Can you put every line of the rows below into a JSON list of strings, one string per line, leaving out any blank lines?

>>>

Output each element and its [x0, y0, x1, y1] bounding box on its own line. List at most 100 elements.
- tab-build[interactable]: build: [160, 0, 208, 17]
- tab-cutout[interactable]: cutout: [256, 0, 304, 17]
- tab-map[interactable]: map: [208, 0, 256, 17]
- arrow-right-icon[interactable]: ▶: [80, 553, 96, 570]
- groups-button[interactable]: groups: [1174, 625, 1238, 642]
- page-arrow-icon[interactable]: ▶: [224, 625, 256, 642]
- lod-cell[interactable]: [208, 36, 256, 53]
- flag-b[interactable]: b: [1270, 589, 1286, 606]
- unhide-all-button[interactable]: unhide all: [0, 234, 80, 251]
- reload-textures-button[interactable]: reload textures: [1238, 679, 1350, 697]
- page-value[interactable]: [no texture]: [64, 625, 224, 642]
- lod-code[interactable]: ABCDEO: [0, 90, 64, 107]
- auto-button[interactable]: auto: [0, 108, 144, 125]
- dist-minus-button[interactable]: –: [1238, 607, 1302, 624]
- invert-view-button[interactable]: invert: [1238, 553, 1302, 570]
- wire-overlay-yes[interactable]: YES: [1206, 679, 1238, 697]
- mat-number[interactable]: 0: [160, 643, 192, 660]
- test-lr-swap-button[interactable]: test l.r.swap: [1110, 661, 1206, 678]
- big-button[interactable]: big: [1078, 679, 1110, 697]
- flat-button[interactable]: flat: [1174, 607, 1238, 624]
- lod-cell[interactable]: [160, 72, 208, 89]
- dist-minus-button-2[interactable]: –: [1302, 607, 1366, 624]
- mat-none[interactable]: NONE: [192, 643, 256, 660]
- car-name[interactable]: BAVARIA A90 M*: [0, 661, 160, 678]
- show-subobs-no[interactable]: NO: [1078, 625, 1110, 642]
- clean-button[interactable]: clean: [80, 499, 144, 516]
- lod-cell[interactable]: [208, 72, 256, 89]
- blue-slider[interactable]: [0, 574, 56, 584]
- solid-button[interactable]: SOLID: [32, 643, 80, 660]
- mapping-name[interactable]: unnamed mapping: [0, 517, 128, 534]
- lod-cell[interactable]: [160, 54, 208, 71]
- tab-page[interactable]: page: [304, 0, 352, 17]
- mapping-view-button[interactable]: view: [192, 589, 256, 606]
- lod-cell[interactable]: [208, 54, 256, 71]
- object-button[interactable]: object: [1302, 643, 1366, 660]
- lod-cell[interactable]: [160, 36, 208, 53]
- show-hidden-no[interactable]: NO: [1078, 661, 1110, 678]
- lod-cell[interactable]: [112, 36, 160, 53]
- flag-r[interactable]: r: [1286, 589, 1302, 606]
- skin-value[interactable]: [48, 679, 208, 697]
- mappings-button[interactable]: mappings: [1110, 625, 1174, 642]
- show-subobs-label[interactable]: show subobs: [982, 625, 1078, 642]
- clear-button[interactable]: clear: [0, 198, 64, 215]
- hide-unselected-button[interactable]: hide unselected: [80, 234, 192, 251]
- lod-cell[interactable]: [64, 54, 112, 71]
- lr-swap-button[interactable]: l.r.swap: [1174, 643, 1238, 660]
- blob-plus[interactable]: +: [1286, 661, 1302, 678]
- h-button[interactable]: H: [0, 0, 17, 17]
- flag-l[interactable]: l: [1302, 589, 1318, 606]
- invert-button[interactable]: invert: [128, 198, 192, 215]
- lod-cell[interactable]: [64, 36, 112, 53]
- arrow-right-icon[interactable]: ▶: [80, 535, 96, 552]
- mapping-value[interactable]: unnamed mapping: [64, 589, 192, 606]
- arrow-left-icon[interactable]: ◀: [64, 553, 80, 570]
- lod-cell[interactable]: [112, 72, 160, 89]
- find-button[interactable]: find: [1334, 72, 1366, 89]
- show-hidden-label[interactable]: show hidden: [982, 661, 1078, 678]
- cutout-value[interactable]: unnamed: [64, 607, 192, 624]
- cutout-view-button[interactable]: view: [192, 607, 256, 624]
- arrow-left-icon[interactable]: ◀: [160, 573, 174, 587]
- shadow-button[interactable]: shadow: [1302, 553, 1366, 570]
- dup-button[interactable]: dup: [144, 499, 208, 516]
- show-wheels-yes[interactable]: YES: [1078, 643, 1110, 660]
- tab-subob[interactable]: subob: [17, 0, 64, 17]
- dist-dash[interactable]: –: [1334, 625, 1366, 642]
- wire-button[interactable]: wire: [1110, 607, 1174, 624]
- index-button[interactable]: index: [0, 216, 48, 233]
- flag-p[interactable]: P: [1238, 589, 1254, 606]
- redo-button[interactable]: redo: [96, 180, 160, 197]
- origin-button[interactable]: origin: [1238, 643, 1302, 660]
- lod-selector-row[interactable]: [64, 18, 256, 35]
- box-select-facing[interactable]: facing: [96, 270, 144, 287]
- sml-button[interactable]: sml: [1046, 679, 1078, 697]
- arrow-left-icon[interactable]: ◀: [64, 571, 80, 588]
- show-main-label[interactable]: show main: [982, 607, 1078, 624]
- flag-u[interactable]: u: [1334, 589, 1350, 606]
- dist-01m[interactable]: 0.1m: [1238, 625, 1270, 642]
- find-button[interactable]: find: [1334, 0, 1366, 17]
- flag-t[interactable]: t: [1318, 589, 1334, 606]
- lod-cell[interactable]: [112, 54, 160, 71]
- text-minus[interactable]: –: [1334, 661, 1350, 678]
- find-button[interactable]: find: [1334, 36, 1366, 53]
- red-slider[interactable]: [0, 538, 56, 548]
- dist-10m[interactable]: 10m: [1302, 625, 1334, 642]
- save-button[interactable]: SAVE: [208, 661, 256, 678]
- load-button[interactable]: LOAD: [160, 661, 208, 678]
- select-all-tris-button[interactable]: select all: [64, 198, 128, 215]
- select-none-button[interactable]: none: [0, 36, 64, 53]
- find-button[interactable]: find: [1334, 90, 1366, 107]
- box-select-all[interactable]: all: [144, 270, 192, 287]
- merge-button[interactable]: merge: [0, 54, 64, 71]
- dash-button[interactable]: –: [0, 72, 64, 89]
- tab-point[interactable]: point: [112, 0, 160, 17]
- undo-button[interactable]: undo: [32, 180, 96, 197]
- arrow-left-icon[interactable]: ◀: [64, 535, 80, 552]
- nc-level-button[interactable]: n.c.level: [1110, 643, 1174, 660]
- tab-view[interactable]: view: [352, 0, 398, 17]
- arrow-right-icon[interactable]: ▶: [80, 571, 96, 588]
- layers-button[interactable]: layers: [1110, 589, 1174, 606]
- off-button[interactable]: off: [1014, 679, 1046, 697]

<<<

§ **Full output**:
[
  "Output each element and its [x0, y0, x1, y1] bounding box on its own line. List at most 100 elements.",
  "- tab-build[interactable]: build: [160, 0, 208, 17]",
  "- tab-cutout[interactable]: cutout: [256, 0, 304, 17]",
  "- tab-map[interactable]: map: [208, 0, 256, 17]",
  "- arrow-right-icon[interactable]: ▶: [80, 553, 96, 570]",
  "- groups-button[interactable]: groups: [1174, 625, 1238, 642]",
  "- page-arrow-icon[interactable]: ▶: [224, 625, 256, 642]",
  "- lod-cell[interactable]: [208, 36, 256, 53]",
  "- flag-b[interactable]: b: [1270, 589, 1286, 606]",
  "- unhide-all-button[interactable]: unhide all: [0, 234, 80, 251]",
  "- reload-textures-button[interactable]: reload textures: [1238, 679, 1350, 697]",
  "- page-value[interactable]: [no texture]: [64, 625, 224, 642]",
  "- lod-code[interactable]: ABCDEO: [0, 90, 64, 107]",
  "- auto-button[interactable]: auto: [0, 108, 144, 125]",
  "- dist-minus-button[interactable]: –: [1238, 607, 1302, 624]",
  "- invert-view-button[interactable]: invert: [1238, 553, 1302, 570]",
  "- wire-overlay-yes[interactable]: YES: [1206, 679, 1238, 697]",
  "- mat-number[interactable]: 0: [160, 643, 192, 660]",
  "- test-lr-swap-button[interactable]: test l.r.swap: [1110, 661, 1206, 678]",
  "- big-button[interactable]: big: [1078, 679, 1110, 697]",
  "- flat-button[interactable]: flat: [1174, 607, 1238, 624]",
  "- lod-cell[interactable]: [160, 72, 208, 89]",
  "- dist-minus-button-2[interactable]: –: [1302, 607, 1366, 624]",
  "- mat-none[interactable]: NONE: [192, 643, 256, 660]",
  "- car-name[interactable]: BAVARIA A90 M*: [0, 661, 160, 678]",
  "- show-subobs-no[interactable]: NO: [1078, 625, 1110, 642]",
  "- clean-button[interactable]: clean: [80, 499, 144, 516]",
  "- lod-cell[interactable]: [208, 72, 256, 89]",
  "- blue-slider[interactable]: [0, 574, 56, 584]",
  "- solid-button[interactable]: SOLID: [32, 643, 80, 660]",
  "- mapping-name[interactable]: unnamed mapping: [0, 517, 128, 534]",
  "- lod-cell[interactable]: [160, 54, 208, 71]",
  "- tab-page[interactable]: page: [304, 0, 352, 17]",
  "- mapping-view-button[interactable]: view: [192, 589, 256, 606]",
  "- lod-cell[interactable]: [208, 54, 256, 71]",
  "- object-button[interactable]: object: [1302, 643, 1366, 660]",
  "- lod-cell[interactable]: [160, 36, 208, 53]",
  "- show-hidden-no[interactable]: NO: [1078, 661, 1110, 678]",
  "- lod-cell[interactable]: [112, 36, 160, 53]",
  "- flag-r[interactable]: r: [1286, 589, 1302, 606]",
  "- skin-value[interactable]: [48, 679, 208, 697]",
  "- mappings-button[interactable]: mappings: [1110, 625, 1174, 642]",
  "- show-subobs-label[interactable]: show subobs: [982, 625, 1078, 642]",
  "- clear-button[interactable]: clear: [0, 198, 64, 215]",
  "- hide-unselected-button[interactable]: hide unselected: [80, 234, 192, 251]",
  "- lod-cell[interactable]: [64, 54, 112, 71]",
  "- lr-swap-button[interactable]: l.r.swap: [1174, 643, 1238, 660]",
  "- blob-plus[interactable]: +: [1286, 661, 1302, 678]",
  "- h-button[interactable]: H: [0, 0, 17, 17]",
  "- flag-l[interactable]: l: [1302, 589, 1318, 606]",
  "- invert-button[interactable]: invert: [128, 198, 192, 215]",
  "- lod-cell[interactable]: [64, 36, 112, 53]",
  "- arrow-right-icon[interactable]: ▶: [80, 535, 96, 552]",
  "- mapping-value[interactable]: unnamed mapping: [64, 589, 192, 606]",
  "- arrow-left-icon[interactable]: ◀: [64, 553, 80, 570]",
  "- lod-cell[interactable]: [112, 72, 160, 89]",
  "- find-button[interactable]: find: [1334, 72, 1366, 89]",
  "- show-hidden-label[interactable]: show hidden: [982, 661, 1078, 678]",
  "- cutout-value[interactable]: unnamed: [64, 607, 192, 624]",
  "- cutout-view-button[interactable]: view: [192, 607, 256, 624]",
  "- arrow-left-icon[interactable]: ◀: [160, 573, 174, 587]",
  "- shadow-button[interactable]: shadow: [1302, 553, 1366, 570]",
  "- dup-button[interactable]: dup: [144, 499, 208, 516]",
  "- show-wheels-yes[interactable]: YES: [1078, 643, 1110, 660]",
  "- tab-subob[interactable]: subob: [17, 0, 64, 17]",
  "- dist-dash[interactable]: –: [1334, 625, 1366, 642]",
  "- wire-button[interactable]: wire: [1110, 607, 1174, 624]",
  "- index-button[interactable]: index: [0, 216, 48, 233]",
  "- flag-p[interactable]: P: [1238, 589, 1254, 606]",
  "- redo-button[interactable]: redo: [96, 180, 160, 197]",
  "- origin-button[interactable]: origin: [1238, 643, 1302, 660]",
  "- lod-selector-row[interactable]: [64, 18, 256, 35]",
  "- box-select-facing[interactable]: facing: [96, 270, 144, 287]",
  "- sml-button[interactable]: sml: [1046, 679, 1078, 697]",
  "- arrow-left-icon[interactable]: ◀: [64, 571, 80, 588]",
  "- show-main-label[interactable]: show main: [982, 607, 1078, 624]",
  "- flag-u[interactable]: u: [1334, 589, 1350, 606]",
  "- dist-01m[interactable]: 0.1m: [1238, 625, 1270, 642]",
  "- find-button[interactable]: find: [1334, 0, 1366, 17]",
  "- flag-t[interactable]: t: [1318, 589, 1334, 606]",
  "- lod-cell[interactable]: [112, 54, 160, 71]",
  "- text-minus[interactable]: –: [1334, 661, 1350, 678]",
  "- find-button[interactable]: find: [1334, 36, 1366, 53]",
  "- red-slider[interactable]: [0, 538, 56, 548]",
  "- dist-10m[interactable]: 10m: [1302, 625, 1334, 642]",
  "- save-button[interactable]: SAVE: [208, 661, 256, 678]",
  "- load-button[interactable]: LOAD: [160, 661, 208, 678]",
  "- select-all-tris-button[interactable]: select all: [64, 198, 128, 215]",
  "- select-none-button[interactable]: none: [0, 36, 64, 53]",
  "- find-button[interactable]: find: [1334, 90, 1366, 107]",
  "- box-select-all[interactable]: all: [144, 270, 192, 287]",
  "- merge-button[interactable]: merge: [0, 54, 64, 71]",
  "- dash-button[interactable]: –: [0, 72, 64, 89]",
  "- tab-point[interactable]: point: [112, 0, 160, 17]",
  "- undo-button[interactable]: undo: [32, 180, 96, 197]",
  "- arrow-left-icon[interactable]: ◀: [64, 535, 80, 552]",
  "- nc-level-button[interactable]: n.c.level: [1110, 643, 1174, 660]",
  "- tab-view[interactable]: view: [352, 0, 398, 17]",
  "- arrow-right-icon[interactable]: ▶: [80, 571, 96, 588]",
  "- layers-button[interactable]: layers: [1110, 589, 1174, 606]",
  "- off-button[interactable]: off: [1014, 679, 1046, 697]"
]